┌─ Supplied information
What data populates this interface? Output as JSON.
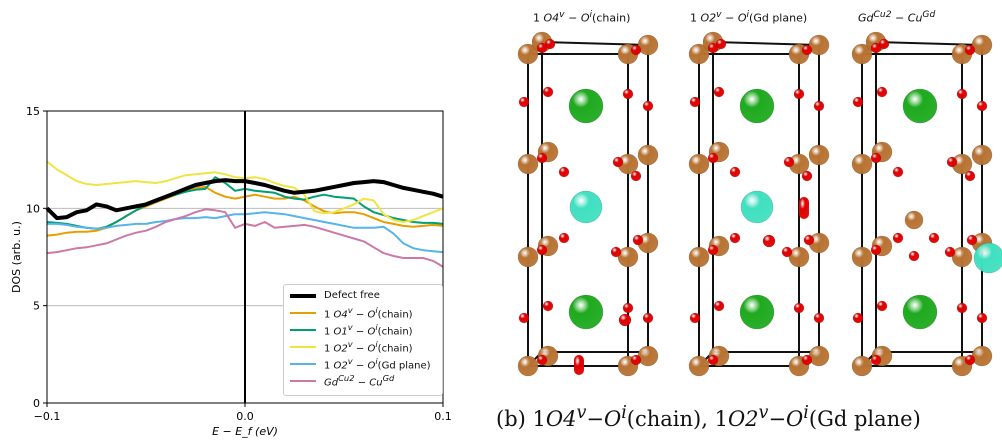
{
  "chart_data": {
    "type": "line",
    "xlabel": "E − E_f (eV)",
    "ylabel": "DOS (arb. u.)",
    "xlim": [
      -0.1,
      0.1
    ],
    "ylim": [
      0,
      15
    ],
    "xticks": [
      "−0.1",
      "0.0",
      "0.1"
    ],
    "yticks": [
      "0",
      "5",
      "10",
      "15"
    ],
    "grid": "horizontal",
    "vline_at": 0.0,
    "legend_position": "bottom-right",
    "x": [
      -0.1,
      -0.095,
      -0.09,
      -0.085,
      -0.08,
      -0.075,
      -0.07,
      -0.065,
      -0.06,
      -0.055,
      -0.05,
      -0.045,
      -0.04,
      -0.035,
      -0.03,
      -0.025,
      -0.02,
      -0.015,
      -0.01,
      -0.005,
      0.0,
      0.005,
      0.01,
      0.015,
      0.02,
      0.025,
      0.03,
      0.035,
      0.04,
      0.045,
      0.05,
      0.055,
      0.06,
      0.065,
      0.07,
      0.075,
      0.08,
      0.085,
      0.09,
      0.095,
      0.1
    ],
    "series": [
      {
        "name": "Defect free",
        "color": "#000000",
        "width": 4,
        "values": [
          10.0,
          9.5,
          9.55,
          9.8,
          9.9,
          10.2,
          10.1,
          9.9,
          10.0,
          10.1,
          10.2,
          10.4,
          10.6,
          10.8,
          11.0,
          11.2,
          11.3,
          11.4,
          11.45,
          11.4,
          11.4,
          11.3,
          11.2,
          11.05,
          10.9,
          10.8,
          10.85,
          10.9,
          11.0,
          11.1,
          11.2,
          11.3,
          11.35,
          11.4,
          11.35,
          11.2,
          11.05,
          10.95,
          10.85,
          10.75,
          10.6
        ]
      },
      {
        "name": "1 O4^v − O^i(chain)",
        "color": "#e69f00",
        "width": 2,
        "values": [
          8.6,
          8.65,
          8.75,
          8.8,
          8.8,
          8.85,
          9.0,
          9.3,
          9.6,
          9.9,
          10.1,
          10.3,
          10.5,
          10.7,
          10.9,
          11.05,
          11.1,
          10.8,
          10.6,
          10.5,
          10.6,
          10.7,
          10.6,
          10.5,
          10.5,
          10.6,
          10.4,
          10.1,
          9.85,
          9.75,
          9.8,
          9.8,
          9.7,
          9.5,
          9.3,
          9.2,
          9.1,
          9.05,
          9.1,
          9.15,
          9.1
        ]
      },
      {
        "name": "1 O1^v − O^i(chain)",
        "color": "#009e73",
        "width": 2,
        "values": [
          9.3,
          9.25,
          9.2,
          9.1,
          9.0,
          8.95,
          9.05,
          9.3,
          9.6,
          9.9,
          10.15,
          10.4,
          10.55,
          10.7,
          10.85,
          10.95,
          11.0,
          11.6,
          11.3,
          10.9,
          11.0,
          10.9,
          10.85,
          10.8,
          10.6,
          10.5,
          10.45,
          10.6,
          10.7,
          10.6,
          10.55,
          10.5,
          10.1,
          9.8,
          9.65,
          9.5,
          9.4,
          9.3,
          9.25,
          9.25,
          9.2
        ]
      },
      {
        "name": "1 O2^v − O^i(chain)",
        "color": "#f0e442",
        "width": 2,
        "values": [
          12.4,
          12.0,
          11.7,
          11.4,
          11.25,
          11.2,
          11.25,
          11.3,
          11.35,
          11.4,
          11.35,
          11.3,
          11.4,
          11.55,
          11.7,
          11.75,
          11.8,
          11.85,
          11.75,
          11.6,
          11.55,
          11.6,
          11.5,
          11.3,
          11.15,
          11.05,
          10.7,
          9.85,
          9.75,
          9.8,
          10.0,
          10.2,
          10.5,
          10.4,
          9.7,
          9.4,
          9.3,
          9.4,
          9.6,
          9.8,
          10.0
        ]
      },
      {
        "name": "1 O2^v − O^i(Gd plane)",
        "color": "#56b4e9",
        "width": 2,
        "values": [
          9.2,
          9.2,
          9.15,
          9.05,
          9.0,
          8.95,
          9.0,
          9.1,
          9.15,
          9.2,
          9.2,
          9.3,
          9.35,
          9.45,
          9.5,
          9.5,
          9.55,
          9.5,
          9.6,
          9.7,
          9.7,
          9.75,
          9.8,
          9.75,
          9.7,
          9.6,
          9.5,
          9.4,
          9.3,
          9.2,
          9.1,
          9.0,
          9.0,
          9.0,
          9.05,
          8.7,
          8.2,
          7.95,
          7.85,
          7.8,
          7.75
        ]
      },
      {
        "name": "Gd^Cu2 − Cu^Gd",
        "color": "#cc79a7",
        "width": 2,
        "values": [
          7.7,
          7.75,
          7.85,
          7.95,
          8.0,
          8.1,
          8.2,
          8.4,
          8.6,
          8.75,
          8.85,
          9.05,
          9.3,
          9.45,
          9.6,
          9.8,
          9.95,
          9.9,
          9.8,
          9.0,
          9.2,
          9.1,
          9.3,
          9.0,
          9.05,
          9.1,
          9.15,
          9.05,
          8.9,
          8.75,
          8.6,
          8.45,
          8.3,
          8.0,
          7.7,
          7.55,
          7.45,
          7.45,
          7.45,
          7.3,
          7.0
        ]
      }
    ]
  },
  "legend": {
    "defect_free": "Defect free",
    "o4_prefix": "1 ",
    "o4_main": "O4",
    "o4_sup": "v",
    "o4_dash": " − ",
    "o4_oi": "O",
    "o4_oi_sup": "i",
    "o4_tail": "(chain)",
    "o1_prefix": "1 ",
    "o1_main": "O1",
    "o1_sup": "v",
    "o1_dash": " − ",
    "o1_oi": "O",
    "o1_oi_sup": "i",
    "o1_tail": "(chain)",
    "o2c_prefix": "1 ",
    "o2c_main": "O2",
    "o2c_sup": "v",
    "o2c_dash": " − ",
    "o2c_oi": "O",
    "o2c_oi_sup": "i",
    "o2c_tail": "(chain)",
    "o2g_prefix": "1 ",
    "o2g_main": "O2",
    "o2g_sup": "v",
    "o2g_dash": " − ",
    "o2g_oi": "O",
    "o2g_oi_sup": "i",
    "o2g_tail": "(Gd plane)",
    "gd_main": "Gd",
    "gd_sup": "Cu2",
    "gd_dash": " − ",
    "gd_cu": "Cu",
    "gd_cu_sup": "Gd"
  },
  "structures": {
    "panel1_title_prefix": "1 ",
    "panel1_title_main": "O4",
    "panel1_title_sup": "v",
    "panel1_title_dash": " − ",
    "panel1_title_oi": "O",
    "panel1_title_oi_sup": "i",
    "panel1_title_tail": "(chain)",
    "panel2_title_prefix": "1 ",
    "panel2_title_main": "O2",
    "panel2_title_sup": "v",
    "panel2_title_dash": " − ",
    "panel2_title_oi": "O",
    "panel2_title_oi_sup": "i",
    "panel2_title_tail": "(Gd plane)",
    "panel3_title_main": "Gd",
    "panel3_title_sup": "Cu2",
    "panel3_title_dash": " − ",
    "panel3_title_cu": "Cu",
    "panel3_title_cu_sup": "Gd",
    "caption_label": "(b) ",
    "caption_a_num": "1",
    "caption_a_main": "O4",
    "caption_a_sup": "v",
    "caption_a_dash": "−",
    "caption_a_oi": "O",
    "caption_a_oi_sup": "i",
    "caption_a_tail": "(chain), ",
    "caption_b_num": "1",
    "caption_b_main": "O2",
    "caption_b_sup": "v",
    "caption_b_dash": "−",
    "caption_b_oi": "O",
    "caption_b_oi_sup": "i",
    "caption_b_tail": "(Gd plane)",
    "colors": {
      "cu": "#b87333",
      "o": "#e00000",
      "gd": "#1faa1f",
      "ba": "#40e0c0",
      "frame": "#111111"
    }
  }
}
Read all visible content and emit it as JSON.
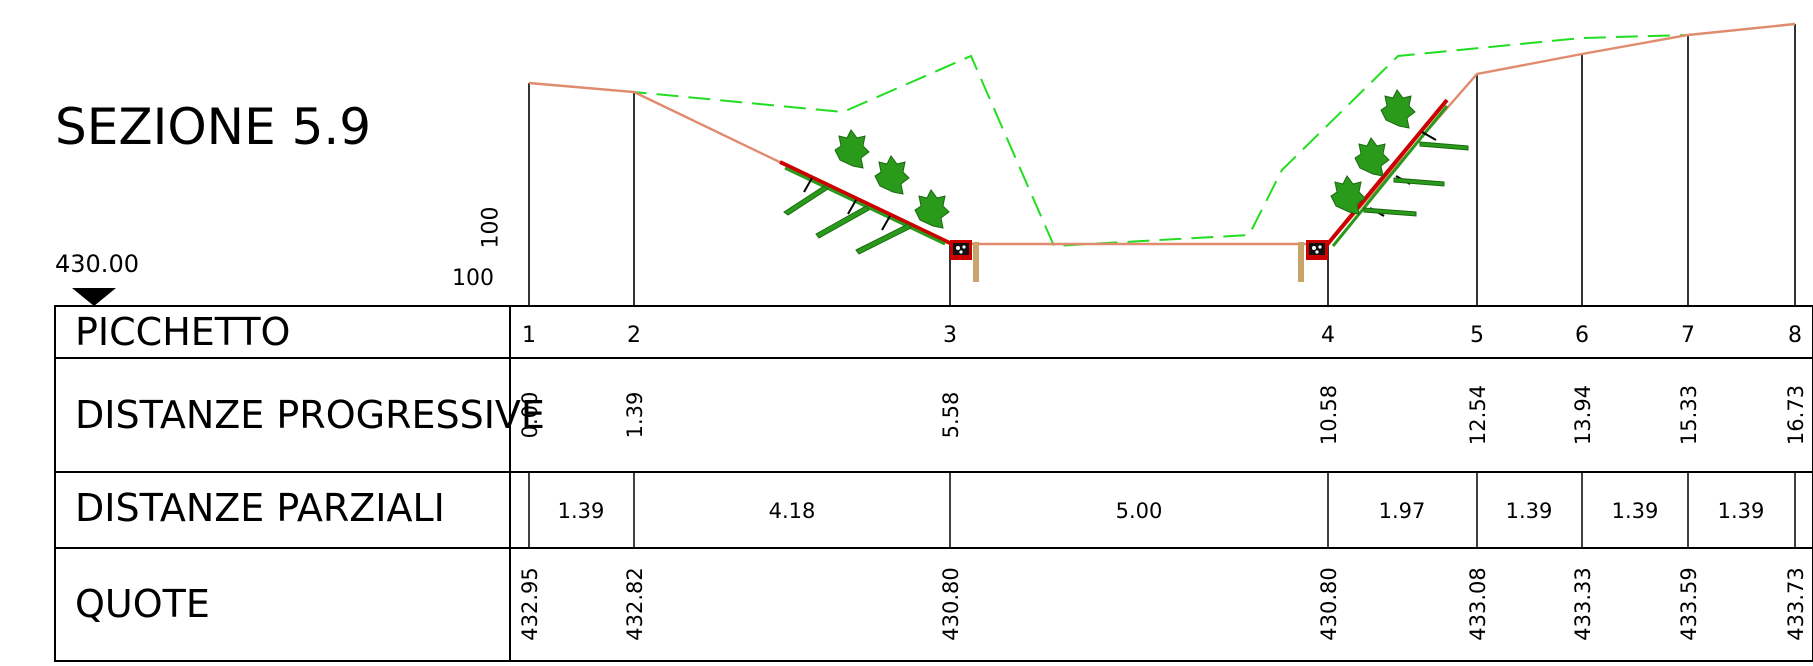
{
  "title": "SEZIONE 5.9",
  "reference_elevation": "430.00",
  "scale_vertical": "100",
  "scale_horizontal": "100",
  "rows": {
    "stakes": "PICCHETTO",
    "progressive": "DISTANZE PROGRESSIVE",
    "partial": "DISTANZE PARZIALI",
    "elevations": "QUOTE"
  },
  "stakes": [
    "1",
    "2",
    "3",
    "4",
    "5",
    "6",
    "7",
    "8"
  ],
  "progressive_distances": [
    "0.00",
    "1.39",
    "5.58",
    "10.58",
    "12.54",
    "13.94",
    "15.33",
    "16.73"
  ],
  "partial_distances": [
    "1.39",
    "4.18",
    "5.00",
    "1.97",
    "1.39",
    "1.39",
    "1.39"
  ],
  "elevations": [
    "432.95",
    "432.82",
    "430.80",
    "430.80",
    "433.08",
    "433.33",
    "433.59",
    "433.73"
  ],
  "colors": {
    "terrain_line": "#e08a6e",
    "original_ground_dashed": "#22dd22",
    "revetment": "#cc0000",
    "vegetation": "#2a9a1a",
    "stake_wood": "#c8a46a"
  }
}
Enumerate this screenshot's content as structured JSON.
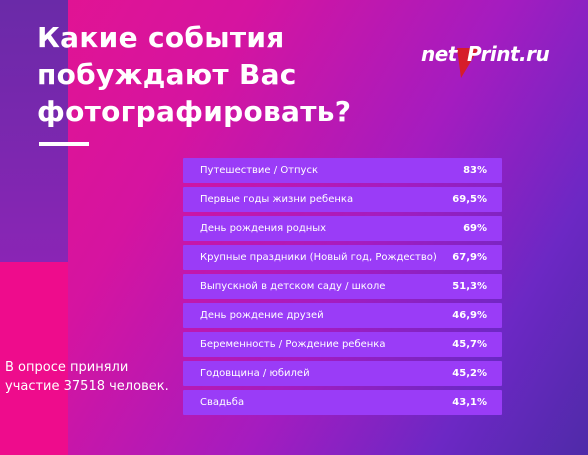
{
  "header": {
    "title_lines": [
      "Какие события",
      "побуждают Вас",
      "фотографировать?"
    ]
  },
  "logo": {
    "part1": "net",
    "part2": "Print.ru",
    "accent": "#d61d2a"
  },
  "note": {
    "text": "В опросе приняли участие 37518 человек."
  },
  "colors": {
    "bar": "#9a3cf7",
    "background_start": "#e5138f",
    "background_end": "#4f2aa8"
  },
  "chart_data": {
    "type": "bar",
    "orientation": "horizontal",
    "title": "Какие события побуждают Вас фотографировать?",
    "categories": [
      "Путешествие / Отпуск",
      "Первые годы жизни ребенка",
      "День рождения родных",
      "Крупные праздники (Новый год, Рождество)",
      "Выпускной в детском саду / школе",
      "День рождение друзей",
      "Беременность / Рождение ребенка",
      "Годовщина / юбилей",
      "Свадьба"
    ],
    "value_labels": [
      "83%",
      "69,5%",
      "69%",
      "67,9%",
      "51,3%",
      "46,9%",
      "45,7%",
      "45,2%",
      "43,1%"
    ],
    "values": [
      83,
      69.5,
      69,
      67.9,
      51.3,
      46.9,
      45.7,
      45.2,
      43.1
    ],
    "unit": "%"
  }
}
└─
Look through the entries above for the word "День". Copy every line where it shows up.

      "День рождения родных",
      "День рождение друзей",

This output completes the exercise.